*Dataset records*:
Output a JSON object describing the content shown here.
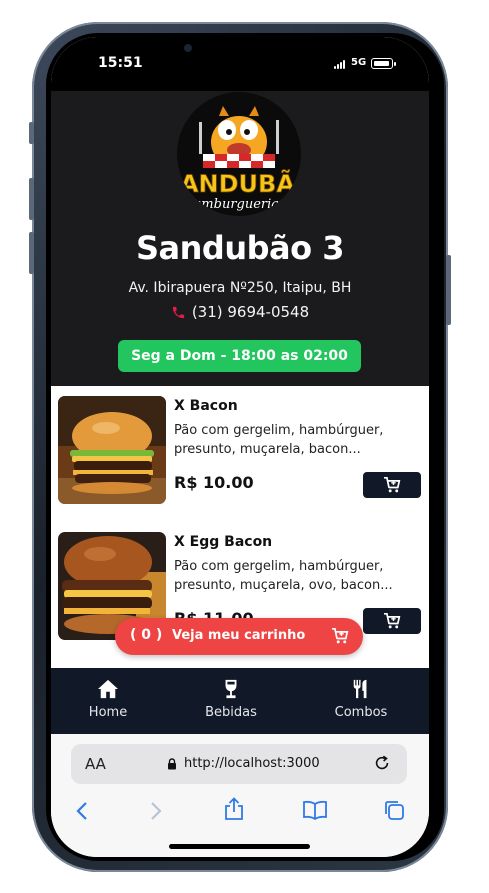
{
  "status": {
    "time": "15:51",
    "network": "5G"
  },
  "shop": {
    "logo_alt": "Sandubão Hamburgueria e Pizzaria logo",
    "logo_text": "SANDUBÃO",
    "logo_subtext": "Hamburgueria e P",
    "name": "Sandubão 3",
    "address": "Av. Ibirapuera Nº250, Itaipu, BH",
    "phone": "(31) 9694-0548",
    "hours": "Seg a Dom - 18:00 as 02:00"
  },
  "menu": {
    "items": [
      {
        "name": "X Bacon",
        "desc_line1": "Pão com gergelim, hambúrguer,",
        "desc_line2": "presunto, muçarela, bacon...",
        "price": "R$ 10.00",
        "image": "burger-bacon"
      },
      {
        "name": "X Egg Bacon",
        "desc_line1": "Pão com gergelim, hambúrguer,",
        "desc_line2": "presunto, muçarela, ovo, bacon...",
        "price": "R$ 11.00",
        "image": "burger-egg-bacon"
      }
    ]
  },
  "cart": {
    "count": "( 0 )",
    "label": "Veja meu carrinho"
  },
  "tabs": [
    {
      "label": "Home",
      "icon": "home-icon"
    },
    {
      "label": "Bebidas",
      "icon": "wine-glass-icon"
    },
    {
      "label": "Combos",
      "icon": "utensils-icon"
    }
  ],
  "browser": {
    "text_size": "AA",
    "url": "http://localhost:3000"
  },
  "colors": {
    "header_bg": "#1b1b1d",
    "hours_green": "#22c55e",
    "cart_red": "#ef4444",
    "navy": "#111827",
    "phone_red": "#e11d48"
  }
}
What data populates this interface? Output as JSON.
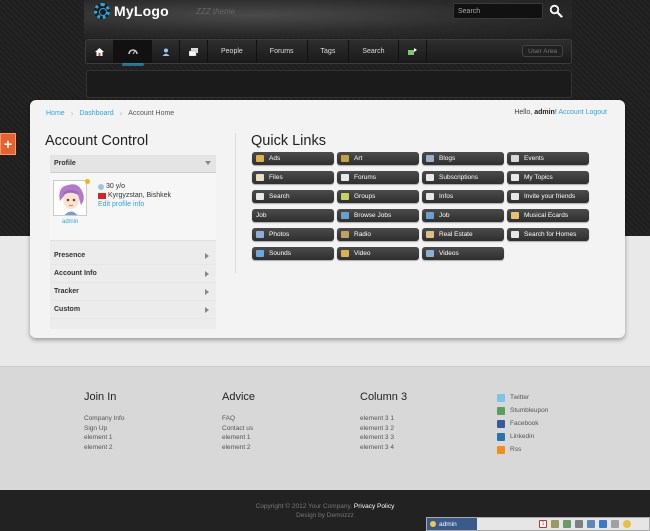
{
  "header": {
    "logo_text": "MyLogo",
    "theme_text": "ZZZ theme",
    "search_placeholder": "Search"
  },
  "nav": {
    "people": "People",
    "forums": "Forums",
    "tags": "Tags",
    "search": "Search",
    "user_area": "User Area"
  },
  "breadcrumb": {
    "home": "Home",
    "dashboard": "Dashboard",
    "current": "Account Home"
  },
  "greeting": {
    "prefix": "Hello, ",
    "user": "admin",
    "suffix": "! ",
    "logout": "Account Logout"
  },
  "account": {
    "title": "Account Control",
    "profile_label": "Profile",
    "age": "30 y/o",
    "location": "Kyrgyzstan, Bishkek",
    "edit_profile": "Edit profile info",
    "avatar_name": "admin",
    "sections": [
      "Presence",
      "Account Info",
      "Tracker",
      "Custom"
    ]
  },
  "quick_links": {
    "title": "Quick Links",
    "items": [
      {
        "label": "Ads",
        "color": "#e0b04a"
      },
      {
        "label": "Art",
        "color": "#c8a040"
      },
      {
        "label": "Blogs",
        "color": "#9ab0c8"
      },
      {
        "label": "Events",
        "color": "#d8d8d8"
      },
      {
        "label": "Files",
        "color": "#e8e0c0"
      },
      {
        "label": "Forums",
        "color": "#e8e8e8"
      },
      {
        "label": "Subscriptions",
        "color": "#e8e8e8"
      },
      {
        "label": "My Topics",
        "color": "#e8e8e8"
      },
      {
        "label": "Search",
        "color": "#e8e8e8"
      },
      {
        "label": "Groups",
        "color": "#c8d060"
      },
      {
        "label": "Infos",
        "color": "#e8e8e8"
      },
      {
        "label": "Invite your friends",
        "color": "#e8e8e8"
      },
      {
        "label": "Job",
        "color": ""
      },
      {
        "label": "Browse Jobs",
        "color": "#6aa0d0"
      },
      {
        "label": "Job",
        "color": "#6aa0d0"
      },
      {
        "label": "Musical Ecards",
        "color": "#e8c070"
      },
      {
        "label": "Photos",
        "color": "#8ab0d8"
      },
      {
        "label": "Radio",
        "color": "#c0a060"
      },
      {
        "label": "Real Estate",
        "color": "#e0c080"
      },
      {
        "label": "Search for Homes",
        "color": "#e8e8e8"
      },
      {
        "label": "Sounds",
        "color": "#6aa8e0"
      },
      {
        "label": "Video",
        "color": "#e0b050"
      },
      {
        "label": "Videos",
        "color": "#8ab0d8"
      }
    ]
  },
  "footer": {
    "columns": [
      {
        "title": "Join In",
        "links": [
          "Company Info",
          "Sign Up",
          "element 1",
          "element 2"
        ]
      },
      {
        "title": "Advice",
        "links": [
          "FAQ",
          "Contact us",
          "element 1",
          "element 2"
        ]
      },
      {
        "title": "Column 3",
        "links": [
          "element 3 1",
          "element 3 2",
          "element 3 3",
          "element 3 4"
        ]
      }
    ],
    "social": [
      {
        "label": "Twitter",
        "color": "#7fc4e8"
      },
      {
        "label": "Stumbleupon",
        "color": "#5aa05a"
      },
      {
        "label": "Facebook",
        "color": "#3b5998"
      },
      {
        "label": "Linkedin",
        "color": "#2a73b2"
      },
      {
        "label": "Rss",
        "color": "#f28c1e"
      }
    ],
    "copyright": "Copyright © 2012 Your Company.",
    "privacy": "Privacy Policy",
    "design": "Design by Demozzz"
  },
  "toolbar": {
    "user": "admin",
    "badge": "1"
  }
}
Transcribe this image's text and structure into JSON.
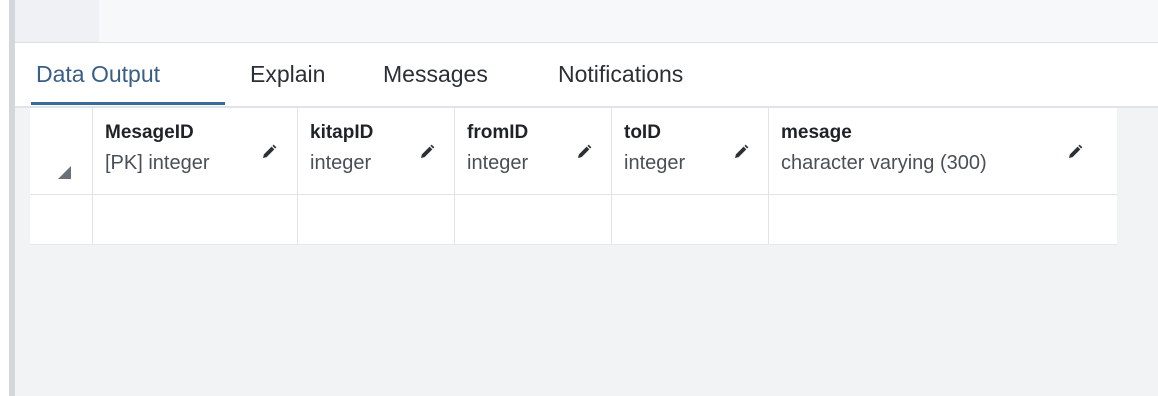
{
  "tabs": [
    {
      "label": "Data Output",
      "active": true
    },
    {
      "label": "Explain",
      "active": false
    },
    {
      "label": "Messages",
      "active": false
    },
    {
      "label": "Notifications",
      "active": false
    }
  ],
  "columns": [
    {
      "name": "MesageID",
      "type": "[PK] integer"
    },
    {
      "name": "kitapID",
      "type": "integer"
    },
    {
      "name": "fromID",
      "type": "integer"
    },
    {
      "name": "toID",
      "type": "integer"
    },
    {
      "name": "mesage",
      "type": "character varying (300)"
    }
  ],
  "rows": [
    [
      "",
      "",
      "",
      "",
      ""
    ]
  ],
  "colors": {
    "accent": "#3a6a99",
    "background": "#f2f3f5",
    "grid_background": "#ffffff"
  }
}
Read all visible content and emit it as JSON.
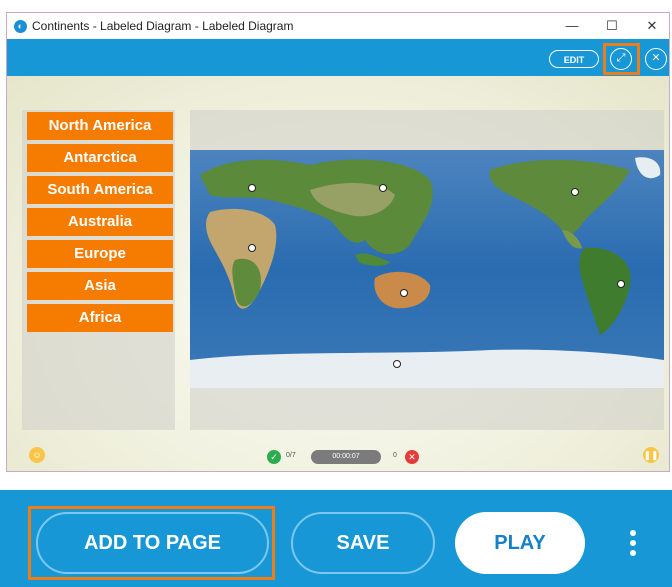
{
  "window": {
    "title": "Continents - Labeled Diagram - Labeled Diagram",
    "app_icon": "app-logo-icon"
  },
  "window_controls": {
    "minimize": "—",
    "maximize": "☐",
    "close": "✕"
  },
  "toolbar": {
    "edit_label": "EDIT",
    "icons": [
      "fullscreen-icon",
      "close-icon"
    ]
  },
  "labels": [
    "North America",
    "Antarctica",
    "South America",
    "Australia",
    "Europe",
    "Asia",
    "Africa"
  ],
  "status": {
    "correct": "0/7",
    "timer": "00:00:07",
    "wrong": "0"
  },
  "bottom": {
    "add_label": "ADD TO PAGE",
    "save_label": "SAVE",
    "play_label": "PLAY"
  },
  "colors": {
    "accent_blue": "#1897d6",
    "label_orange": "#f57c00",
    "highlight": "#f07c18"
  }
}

*What you should do*: Everything from the line that contains "Read all visible content and emit it as JSON." to the final line of the data is to be duplicated exactly, both ends included, except the pictures.

*Task answer*:
Read all visible content and emit it as JSON.
{
  "window": {
    "title": "Continents - Labeled Diagram - Labeled Diagram",
    "app_icon": "app-logo-icon"
  },
  "window_controls": {
    "minimize": "—",
    "maximize": "☐",
    "close": "✕"
  },
  "toolbar": {
    "edit_label": "EDIT",
    "icons": [
      "fullscreen-icon",
      "close-icon"
    ]
  },
  "labels": [
    "North America",
    "Antarctica",
    "South America",
    "Australia",
    "Europe",
    "Asia",
    "Africa"
  ],
  "status": {
    "correct": "0/7",
    "timer": "00:00:07",
    "wrong": "0"
  },
  "bottom": {
    "add_label": "ADD TO PAGE",
    "save_label": "SAVE",
    "play_label": "PLAY"
  },
  "colors": {
    "accent_blue": "#1897d6",
    "label_orange": "#f57c00",
    "highlight": "#f07c18"
  }
}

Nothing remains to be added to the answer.